Locate each line in the records containing "我向她走去". Copy it.

## SOURCE DATA
_____

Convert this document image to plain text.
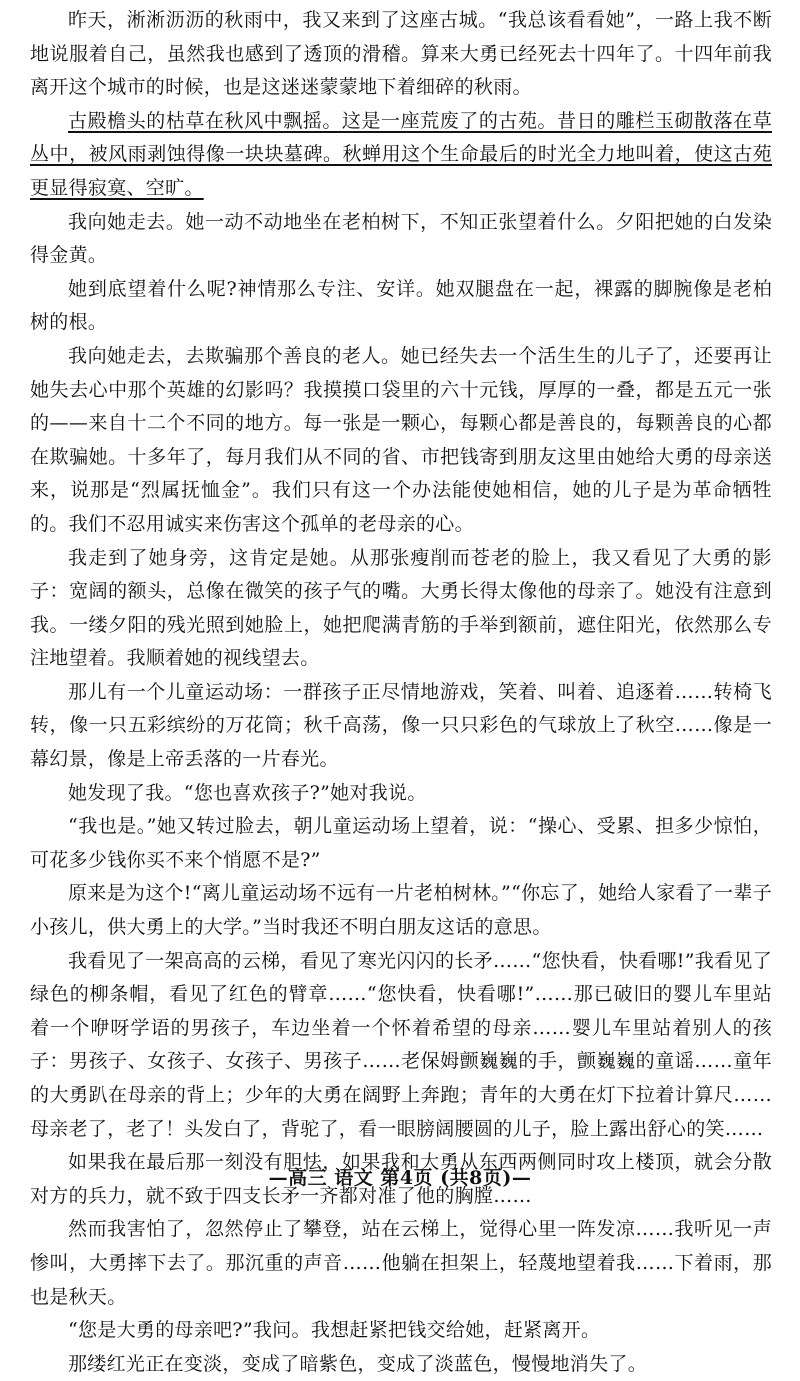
昨天，淅淅沥沥的秋雨中，我又来到了这座古城。“我总该看看她”，一路上我不断地说服着自己，虽然我也感到了透顶的滑稽。算来大勇已经死去十四年了。十四年前我离开这个城市的时候，也是这迷迷蒙蒙地下着细碎的秋雨。

古殿檐头的枯草在秋风中飘摇。这是一座荒废了的古苑。昔日的雕栏玉砌散落在草丛中，被风雨剥蚀得像一块块墓碑。秋蝉用这个生命最后的时光全力地叫着，使这古苑更显得寂寞、空旷。

我向她走去。她一动不动地坐在老柏树下，不知正张望着什么。夕阳把她的白发染得金黄。

她到底望着什么呢?神情那么专注、安详。她双腿盘在一起，裸露的脚腕像是老柏树的根。

我向她走去，去欺骗那个善良的老人。她已经失去一个活生生的儿子了，还要再让她失去心中那个英雄的幻影吗？我摸摸口袋里的六十元钱，厚厚的一叠，都是五元一张的——来自十二个不同的地方。每一张是一颗心，每颗心都是善良的，每颗善良的心都在欺骗她。十多年了，每月我们从不同的省、市把钱寄到朋友这里由她给大勇的母亲送来，说那是“烈属抚恤金”。我们只有这一个办法能使她相信，她的儿子是为革命牺牲的。我们不忍用诚实来伤害这个孤单的老母亲的心。

我走到了她身旁，这肯定是她。从那张瘦削而苍老的脸上，我又看见了大勇的影子：宽阔的额头，总像在微笑的孩子气的嘴。大勇长得太像他的母亲了。她没有注意到我。一缕夕阳的残光照到她脸上，她把爬满青筋的手举到额前，遮住阳光，依然那么专注地望着。我顺着她的视线望去。

那儿有一个儿童运动场：一群孩子正尽情地游戏，笑着、叫着、追逐着……转椅飞转，像一只五彩缤纷的万花筒；秋千高荡，像一只只彩色的气球放上了秋空……像是一幕幻景，像是上帝丢落的一片春光。

她发现了我。“您也喜欢孩子?”她对我说。

“我也是。”她又转过脸去，朝儿童运动场上望着，说：“操心、受累、担多少惊怕，可花多少钱你买不来个悄愿不是?”

原来是为这个!“离儿童运动场不远有一片老柏树林。”“你忘了，她给人家看了一辈子小孩儿，供大勇上的大学。”当时我还不明白朋友这话的意思。

我看见了一架高高的云梯，看见了寒光闪闪的长矛……“您快看，快看哪!”我看见了绿色的柳条帽，看见了红色的臂章……“您快看，快看哪!”……那已破旧的婴儿车里站着一个咿呀学语的男孩子，车边坐着一个怀着希望的母亲……婴儿车里站着别人的孩子：男孩子、女孩子、女孩子、男孩子……老保姆颤巍巍的手，颤巍巍的童谣……童年的大勇趴在母亲的背上；少年的大勇在阔野上奔跑；青年的大勇在灯下拉着计算尺……母亲老了，老了！头发白了，背驼了，看一眼膀阔腰圆的儿子，脸上露出舒心的笑……

如果我在最后那一刻没有胆怯，如果我和大勇从东西两侧同时攻上楼顶，就会分散对方的兵力，就不致于四支长矛一齐都对准了他的胸膛……

然而我害怕了，忽然停止了攀登，站在云梯上，觉得心里一阵发凉……我听见一声惨叫，大勇摔下去了。那沉重的声音……他躺在担架上，轻蔑地望着我……下着雨，那也是秋天。

“您是大勇的母亲吧?”我问。我想赶紧把钱交给她，赶紧离开。

那缕红光正在变淡，变成了暗紫色，变成了淡蓝色，慢慢地消失了。

—高三 语文 第4页 (共8页)—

_____

## ANSWER TO THIS TASK
我向她走去。她一动不动地坐在老柏树下，不知正张望着什么。夕阳把她的白发染得金黄。
我向她走去，去欺骗那个善良的老人。她已经失去一个活生生的儿子了，还要再让她失去心中那个英雄的幻影吗？我摸摸口袋里的六十元钱，厚厚的一叠，都是五元一张的——来自十二个不同的地方。每一张是一颗心，每颗心都是善良的，每颗善良的心都在欺骗她。十多年了，每月我们从不同的省、市把钱寄到朋友这里由她给大勇的母亲送来，说那是“烈属抚恤金”。我们只有这一个办法能使她相信，她的儿子是为革命牺牲的。我们不忍用诚实来伤害这个孤单的老母亲的心。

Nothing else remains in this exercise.